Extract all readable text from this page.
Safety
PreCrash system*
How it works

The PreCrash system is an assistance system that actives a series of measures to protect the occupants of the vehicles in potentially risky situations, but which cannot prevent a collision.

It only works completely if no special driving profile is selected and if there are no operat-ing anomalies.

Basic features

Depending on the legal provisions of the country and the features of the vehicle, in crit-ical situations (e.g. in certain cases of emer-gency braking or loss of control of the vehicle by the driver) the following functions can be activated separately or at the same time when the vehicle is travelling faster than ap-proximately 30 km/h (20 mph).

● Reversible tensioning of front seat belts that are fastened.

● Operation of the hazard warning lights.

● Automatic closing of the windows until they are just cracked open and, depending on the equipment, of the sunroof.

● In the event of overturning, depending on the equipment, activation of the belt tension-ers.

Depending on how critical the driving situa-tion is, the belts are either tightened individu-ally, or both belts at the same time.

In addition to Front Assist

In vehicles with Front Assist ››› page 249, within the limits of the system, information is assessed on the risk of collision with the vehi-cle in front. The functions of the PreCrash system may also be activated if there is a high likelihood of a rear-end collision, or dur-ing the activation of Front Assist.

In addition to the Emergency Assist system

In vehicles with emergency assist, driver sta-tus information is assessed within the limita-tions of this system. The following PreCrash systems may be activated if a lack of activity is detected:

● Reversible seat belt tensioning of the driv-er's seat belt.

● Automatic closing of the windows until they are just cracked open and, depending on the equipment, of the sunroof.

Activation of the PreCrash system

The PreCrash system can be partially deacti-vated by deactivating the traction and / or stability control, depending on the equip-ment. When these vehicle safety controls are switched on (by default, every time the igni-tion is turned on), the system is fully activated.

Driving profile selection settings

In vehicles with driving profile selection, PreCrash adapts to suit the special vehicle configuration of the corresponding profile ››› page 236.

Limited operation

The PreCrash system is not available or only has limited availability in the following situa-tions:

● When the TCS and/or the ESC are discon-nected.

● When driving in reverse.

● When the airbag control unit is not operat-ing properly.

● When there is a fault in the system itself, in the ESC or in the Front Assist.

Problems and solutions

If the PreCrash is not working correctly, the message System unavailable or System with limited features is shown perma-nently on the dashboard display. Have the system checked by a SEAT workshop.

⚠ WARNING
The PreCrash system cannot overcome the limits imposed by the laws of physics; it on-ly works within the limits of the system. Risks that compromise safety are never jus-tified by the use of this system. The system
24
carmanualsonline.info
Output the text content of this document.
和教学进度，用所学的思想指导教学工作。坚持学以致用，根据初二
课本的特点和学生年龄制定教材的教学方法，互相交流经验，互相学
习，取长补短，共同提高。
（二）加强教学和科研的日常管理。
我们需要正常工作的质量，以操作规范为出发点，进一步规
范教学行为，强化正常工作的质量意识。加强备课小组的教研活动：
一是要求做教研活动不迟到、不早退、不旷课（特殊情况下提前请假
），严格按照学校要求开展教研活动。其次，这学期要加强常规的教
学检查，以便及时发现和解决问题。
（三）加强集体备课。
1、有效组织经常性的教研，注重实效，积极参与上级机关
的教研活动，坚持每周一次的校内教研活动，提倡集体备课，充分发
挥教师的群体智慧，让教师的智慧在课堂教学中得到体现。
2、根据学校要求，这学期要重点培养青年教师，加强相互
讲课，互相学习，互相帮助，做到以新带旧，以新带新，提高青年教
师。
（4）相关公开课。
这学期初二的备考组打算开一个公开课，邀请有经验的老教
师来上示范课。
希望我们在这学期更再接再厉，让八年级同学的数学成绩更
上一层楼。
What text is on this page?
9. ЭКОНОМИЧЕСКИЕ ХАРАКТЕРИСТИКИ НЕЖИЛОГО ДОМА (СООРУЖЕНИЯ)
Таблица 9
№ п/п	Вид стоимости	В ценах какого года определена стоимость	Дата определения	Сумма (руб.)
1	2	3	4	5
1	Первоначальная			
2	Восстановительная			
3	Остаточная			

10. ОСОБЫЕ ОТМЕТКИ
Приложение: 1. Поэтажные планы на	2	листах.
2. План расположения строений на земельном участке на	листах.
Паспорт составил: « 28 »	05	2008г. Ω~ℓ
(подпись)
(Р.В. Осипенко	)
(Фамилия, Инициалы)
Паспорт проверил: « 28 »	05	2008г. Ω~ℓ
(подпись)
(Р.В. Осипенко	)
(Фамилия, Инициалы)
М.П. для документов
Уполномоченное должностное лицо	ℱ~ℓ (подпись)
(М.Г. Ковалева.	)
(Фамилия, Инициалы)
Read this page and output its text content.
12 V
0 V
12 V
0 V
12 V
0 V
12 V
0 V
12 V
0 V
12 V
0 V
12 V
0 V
---
** Aim **
Lines holding the word "special" in the entries above are the ones to pull out. Copy them all.

** Solution for this task **
It only works completely if no special driving profile is selected and if there are no operat-ing anomalies.
In vehicles with driving profile selection, PreCrash adapts to suit the special vehicle configuration of the corresponding profile ››› page 236.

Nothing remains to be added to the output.